- **TASK REQUIREMENTS**
Emit only the lines from the line containing "What's the underlying" through the last line of the entries, unchanged.

+--

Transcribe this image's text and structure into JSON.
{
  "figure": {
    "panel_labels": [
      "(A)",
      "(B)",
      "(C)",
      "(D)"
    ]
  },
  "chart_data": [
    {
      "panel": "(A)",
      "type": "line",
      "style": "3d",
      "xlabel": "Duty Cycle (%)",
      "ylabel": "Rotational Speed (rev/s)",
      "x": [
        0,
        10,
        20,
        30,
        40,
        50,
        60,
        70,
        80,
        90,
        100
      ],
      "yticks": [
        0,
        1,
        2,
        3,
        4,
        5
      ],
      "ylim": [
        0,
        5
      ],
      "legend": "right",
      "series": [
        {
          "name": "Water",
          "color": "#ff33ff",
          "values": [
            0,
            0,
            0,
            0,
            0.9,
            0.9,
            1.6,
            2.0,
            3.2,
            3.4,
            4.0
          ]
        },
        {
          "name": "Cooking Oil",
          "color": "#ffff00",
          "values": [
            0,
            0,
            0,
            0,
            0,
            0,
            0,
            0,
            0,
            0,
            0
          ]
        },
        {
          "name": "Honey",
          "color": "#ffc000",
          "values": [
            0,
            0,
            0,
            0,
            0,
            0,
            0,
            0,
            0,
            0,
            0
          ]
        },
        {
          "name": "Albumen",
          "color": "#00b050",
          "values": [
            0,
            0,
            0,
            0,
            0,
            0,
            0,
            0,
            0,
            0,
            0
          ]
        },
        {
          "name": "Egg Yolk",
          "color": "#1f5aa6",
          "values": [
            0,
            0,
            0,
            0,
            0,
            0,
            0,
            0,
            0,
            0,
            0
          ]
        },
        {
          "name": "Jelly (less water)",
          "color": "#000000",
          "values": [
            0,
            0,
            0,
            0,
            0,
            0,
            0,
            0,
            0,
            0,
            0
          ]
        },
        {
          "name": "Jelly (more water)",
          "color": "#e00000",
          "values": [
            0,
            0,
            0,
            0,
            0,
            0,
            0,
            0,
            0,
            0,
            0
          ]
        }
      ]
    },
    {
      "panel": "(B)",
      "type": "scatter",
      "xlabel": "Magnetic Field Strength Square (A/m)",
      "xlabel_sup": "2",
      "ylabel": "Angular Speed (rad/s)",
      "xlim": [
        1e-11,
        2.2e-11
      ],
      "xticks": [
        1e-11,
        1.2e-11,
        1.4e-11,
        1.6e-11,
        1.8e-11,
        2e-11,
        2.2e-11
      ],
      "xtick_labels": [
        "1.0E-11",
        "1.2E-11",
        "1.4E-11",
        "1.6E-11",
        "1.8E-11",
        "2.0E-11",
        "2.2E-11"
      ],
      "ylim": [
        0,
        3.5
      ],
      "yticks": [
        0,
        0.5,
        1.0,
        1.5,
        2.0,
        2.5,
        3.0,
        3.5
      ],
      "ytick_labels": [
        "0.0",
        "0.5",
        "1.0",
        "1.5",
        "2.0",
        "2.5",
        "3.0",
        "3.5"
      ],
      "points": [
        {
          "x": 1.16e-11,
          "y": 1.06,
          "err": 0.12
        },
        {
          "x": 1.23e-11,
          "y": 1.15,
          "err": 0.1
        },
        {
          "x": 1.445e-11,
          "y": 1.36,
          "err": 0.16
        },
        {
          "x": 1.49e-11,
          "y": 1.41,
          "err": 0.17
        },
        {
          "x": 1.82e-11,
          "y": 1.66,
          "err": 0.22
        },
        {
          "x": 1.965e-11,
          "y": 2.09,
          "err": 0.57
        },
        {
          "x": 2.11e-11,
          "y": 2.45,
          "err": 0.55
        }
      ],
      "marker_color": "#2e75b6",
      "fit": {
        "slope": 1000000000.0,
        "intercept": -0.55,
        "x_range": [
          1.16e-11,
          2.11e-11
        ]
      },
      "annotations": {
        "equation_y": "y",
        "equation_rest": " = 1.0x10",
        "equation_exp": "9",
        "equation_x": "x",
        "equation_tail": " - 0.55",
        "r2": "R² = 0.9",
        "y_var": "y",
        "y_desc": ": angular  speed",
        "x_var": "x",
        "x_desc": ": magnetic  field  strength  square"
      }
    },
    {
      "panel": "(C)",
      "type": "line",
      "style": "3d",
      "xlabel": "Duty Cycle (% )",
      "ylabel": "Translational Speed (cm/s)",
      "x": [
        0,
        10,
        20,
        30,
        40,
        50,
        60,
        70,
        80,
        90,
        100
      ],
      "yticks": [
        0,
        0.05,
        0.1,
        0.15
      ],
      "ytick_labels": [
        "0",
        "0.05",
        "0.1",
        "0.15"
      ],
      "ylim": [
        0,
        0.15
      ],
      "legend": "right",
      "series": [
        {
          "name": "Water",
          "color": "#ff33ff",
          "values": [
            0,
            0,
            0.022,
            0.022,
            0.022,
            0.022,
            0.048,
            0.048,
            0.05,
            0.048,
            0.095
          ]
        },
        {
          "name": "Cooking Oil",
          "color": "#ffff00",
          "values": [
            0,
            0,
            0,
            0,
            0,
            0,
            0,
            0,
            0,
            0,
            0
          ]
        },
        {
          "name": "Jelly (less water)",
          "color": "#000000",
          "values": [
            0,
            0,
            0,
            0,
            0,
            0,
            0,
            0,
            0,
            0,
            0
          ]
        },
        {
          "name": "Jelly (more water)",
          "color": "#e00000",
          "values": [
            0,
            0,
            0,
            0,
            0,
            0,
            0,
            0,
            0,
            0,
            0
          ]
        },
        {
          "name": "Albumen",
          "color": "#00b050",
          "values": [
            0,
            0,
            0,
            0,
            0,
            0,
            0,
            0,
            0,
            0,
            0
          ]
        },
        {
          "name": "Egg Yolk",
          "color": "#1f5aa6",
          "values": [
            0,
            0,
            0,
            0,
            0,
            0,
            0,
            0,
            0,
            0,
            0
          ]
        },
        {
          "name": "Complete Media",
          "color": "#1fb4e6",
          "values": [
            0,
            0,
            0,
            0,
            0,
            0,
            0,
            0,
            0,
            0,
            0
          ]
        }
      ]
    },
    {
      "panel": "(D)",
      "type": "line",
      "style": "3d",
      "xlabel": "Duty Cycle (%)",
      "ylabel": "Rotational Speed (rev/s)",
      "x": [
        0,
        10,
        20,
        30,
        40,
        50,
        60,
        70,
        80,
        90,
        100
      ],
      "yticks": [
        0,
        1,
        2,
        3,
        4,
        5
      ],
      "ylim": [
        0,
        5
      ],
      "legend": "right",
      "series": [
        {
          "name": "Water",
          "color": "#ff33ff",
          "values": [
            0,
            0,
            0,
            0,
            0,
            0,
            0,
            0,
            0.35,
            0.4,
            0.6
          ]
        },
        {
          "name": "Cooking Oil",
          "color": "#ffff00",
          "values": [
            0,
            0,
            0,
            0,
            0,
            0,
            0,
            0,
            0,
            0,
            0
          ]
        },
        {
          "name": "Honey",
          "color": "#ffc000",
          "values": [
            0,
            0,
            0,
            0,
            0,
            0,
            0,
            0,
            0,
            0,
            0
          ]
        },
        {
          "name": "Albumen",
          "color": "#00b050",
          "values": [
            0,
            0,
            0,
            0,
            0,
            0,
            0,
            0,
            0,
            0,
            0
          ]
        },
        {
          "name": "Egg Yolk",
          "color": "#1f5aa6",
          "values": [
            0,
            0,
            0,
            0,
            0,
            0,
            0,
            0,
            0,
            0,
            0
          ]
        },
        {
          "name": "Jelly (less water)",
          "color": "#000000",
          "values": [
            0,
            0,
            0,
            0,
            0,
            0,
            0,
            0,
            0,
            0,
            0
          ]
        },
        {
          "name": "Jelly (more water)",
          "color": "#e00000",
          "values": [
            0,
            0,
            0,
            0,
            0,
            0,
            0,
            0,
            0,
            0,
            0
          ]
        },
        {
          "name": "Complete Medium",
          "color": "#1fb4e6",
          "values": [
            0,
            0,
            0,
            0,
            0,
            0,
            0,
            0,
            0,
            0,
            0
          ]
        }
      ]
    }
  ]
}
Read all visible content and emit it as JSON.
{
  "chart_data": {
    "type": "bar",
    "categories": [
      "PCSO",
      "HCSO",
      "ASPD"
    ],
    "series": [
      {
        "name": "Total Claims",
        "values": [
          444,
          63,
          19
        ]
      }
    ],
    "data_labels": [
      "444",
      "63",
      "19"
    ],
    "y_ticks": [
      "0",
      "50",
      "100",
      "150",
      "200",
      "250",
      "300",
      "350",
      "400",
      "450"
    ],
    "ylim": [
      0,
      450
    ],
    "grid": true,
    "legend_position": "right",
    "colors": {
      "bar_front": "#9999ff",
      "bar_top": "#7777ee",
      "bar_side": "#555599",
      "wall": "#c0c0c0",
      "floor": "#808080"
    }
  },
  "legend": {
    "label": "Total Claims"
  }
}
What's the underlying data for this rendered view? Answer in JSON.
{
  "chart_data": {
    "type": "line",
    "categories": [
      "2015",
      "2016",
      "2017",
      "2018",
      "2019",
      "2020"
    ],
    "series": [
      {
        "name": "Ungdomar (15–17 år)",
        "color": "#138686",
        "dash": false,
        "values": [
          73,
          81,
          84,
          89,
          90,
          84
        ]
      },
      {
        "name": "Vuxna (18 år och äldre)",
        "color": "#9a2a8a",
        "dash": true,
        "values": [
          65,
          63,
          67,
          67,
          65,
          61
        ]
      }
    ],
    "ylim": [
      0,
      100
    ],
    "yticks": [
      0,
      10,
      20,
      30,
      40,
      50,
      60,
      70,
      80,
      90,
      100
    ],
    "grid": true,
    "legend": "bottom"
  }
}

+--

- **ANSWER TO THE PROBLEM**
What's the underlying data for this rendered view? Answer in JSON.
{
  "chart_data": {
    "type": "line",
    "categories": [
      "2015",
      "2016",
      "2017",
      "2018",
      "2019",
      "2020"
    ],
    "series": [
      {
        "name": "Ungdomar (15–17 år)",
        "color": "#138686",
        "dash": false,
        "values": [
          73,
          81,
          84,
          89,
          90,
          84
        ]
      },
      {
        "name": "Vuxna (18 år och äldre)",
        "color": "#9a2a8a",
        "dash": true,
        "values": [
          65,
          63,
          67,
          67,
          65,
          61
        ]
      }
    ],
    "ylim": [
      0,
      100
    ],
    "yticks": [
      0,
      10,
      20,
      30,
      40,
      50,
      60,
      70,
      80,
      90,
      100
    ],
    "grid": true,
    "legend": "bottom"
  }
}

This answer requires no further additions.